**Requirements**
Look through the listing below and give the number of lines that hold "role". Say nothing more.

**Data section**

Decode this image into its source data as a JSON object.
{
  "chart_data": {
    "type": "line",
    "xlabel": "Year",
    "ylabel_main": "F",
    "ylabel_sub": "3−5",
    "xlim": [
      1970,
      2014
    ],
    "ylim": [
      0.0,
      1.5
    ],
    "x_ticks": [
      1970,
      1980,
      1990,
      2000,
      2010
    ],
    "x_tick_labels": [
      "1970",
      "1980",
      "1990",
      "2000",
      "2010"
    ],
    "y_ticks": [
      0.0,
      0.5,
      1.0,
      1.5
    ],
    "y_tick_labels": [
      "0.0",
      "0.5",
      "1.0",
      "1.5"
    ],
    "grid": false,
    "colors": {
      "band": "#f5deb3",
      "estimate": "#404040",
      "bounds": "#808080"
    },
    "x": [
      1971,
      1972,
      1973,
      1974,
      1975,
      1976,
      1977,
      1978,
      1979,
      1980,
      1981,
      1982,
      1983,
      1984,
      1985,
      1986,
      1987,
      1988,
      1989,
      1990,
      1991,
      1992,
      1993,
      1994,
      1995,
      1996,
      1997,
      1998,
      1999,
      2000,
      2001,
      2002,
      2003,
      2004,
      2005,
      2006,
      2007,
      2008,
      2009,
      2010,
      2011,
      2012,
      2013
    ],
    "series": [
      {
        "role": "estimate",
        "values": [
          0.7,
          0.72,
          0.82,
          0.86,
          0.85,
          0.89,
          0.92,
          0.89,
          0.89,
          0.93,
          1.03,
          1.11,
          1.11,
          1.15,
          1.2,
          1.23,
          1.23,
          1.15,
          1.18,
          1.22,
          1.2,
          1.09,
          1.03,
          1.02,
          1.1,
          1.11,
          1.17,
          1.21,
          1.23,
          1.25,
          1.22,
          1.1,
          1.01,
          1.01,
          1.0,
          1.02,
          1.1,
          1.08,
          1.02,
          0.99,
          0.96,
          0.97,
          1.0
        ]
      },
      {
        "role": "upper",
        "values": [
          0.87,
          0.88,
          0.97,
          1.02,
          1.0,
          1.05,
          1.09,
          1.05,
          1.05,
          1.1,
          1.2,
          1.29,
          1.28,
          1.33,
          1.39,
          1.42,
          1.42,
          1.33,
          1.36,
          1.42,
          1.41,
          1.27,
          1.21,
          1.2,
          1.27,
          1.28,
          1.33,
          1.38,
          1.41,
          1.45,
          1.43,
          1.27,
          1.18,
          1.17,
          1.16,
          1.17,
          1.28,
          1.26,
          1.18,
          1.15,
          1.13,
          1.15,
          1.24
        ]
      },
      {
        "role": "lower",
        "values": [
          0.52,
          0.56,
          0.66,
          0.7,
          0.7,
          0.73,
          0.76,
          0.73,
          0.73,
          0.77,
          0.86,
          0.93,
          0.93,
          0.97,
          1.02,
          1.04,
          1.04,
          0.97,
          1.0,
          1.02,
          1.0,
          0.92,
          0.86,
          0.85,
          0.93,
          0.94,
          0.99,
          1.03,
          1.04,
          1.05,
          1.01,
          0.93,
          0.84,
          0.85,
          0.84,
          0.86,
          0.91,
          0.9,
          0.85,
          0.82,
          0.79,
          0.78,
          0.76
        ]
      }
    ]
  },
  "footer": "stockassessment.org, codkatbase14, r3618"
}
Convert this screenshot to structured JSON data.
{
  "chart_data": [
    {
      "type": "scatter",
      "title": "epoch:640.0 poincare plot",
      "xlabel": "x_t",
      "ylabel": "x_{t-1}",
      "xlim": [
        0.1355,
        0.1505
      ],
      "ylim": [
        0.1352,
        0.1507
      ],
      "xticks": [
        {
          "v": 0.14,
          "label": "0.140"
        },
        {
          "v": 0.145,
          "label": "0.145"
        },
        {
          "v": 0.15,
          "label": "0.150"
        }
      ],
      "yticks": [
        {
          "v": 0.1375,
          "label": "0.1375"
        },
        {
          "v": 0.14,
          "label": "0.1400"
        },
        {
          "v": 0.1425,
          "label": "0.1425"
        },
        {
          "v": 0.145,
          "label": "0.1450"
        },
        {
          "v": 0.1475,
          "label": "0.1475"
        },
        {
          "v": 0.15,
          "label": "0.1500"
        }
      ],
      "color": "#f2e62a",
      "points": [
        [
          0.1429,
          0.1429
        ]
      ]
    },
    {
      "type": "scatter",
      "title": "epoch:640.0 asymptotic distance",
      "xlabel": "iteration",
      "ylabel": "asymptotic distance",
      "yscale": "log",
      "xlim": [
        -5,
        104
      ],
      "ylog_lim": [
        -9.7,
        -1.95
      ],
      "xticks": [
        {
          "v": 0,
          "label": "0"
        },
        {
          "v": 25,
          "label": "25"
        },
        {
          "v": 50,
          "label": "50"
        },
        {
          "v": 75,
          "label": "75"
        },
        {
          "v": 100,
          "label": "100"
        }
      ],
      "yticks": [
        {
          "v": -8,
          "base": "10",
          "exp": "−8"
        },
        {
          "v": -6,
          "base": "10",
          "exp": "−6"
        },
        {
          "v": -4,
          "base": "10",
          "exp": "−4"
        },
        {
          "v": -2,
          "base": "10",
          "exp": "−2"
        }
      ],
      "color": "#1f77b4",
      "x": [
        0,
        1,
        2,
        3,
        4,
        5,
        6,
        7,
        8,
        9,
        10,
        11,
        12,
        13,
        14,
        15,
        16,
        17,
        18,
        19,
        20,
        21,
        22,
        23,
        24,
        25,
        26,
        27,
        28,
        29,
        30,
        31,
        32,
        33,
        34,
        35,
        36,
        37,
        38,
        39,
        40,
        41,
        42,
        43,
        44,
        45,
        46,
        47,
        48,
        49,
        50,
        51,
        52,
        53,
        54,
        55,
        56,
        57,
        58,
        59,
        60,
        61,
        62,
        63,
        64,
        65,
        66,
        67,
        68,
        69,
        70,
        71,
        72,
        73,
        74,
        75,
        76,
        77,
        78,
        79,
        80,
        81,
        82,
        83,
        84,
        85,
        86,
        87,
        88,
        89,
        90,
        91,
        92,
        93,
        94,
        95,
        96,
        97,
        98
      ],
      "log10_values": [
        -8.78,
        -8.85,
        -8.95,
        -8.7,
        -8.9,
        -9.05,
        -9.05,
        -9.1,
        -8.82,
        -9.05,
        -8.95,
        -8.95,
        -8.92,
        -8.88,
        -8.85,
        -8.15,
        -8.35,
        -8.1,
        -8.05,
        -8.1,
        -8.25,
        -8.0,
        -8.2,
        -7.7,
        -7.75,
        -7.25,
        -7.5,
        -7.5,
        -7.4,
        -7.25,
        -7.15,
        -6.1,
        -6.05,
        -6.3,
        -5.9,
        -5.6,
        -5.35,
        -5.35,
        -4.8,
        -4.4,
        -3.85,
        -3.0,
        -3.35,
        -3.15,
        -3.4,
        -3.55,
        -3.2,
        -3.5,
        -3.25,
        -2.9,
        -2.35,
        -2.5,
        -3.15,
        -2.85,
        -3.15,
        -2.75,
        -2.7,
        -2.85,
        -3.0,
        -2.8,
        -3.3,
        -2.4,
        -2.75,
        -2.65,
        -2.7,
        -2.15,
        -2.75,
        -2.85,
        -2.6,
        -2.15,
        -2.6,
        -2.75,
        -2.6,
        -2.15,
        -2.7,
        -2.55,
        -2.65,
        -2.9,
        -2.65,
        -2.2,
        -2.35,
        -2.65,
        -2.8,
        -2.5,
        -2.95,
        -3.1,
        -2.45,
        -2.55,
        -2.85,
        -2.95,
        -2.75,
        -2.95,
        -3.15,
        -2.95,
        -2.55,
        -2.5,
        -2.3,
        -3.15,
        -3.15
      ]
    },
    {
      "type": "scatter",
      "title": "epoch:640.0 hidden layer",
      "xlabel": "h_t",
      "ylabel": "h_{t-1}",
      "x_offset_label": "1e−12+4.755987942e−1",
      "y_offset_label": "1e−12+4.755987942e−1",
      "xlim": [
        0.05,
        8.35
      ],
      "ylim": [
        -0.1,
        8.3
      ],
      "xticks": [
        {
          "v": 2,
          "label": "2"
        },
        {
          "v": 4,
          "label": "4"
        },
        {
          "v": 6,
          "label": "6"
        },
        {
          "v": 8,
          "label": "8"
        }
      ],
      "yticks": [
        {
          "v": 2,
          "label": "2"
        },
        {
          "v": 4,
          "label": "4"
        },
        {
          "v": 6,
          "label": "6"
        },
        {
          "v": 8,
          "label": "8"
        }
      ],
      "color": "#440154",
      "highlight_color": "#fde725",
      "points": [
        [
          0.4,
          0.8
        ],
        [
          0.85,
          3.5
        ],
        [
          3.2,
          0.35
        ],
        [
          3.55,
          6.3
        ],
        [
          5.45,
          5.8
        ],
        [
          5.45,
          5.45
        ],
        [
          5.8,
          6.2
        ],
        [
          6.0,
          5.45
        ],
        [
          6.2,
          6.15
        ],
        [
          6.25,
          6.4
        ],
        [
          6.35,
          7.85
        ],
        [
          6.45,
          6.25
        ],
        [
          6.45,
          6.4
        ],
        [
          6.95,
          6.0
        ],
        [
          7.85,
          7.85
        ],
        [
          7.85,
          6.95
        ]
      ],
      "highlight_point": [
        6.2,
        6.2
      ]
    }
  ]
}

**Task response**
3